Data records
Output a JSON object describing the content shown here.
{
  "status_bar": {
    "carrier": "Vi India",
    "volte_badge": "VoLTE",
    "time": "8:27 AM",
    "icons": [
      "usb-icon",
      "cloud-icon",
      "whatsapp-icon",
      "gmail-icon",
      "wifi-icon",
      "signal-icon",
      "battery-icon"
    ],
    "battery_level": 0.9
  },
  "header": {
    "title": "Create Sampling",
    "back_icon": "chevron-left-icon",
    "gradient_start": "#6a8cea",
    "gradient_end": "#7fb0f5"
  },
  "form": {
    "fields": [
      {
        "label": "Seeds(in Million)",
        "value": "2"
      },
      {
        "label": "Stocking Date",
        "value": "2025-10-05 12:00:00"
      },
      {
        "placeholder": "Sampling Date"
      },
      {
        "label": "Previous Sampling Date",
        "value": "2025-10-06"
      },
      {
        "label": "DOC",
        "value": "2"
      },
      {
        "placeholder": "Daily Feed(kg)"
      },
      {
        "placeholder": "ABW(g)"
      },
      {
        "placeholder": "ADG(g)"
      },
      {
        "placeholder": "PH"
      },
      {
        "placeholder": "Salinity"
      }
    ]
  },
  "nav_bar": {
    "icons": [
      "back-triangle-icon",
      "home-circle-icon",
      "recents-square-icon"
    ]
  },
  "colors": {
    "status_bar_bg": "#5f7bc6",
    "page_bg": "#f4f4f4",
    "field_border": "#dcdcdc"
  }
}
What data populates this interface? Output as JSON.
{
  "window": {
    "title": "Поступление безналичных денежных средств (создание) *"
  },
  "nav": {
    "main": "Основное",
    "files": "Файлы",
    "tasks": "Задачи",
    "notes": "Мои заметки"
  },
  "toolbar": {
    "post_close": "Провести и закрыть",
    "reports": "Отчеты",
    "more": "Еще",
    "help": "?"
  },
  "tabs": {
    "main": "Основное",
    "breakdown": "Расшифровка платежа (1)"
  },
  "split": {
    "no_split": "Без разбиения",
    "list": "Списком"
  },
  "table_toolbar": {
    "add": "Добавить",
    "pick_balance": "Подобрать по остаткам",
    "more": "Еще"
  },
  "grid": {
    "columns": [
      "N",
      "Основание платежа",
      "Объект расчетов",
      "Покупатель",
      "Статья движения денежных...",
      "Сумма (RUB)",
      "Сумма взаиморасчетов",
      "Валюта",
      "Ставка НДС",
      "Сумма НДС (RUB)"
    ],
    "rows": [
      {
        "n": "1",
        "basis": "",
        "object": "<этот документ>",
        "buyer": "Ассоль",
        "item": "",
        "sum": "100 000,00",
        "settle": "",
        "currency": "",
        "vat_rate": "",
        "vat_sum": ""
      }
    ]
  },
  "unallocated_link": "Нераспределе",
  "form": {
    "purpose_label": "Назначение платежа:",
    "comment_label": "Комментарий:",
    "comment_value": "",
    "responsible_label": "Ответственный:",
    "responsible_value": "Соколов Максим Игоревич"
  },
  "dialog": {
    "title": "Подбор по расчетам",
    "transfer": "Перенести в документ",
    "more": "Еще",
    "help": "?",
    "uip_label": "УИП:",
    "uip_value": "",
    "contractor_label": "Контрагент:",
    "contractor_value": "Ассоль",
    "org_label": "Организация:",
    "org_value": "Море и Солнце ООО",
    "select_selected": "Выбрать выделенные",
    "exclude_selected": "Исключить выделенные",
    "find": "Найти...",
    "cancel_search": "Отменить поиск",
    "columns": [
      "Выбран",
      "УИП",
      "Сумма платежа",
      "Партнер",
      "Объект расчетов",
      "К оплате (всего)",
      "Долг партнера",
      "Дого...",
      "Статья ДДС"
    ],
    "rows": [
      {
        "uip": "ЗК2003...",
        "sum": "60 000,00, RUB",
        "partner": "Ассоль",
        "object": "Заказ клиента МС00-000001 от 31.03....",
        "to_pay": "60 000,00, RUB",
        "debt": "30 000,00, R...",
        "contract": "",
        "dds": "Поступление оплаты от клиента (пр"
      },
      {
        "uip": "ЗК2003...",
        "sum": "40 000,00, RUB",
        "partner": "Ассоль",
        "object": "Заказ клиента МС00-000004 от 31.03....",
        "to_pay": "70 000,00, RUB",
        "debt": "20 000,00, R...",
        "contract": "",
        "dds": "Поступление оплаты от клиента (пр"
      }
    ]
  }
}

Problem requirements
Search the entries for the word "object", then list each line that holds it.

Answer to the task
Output a JSON object describing the content shown here.
        "object": "<этот документ>",
        "object": "Заказ клиента МС00-000001 от 31.03....",
        "object": "Заказ клиента МС00-000004 от 31.03....",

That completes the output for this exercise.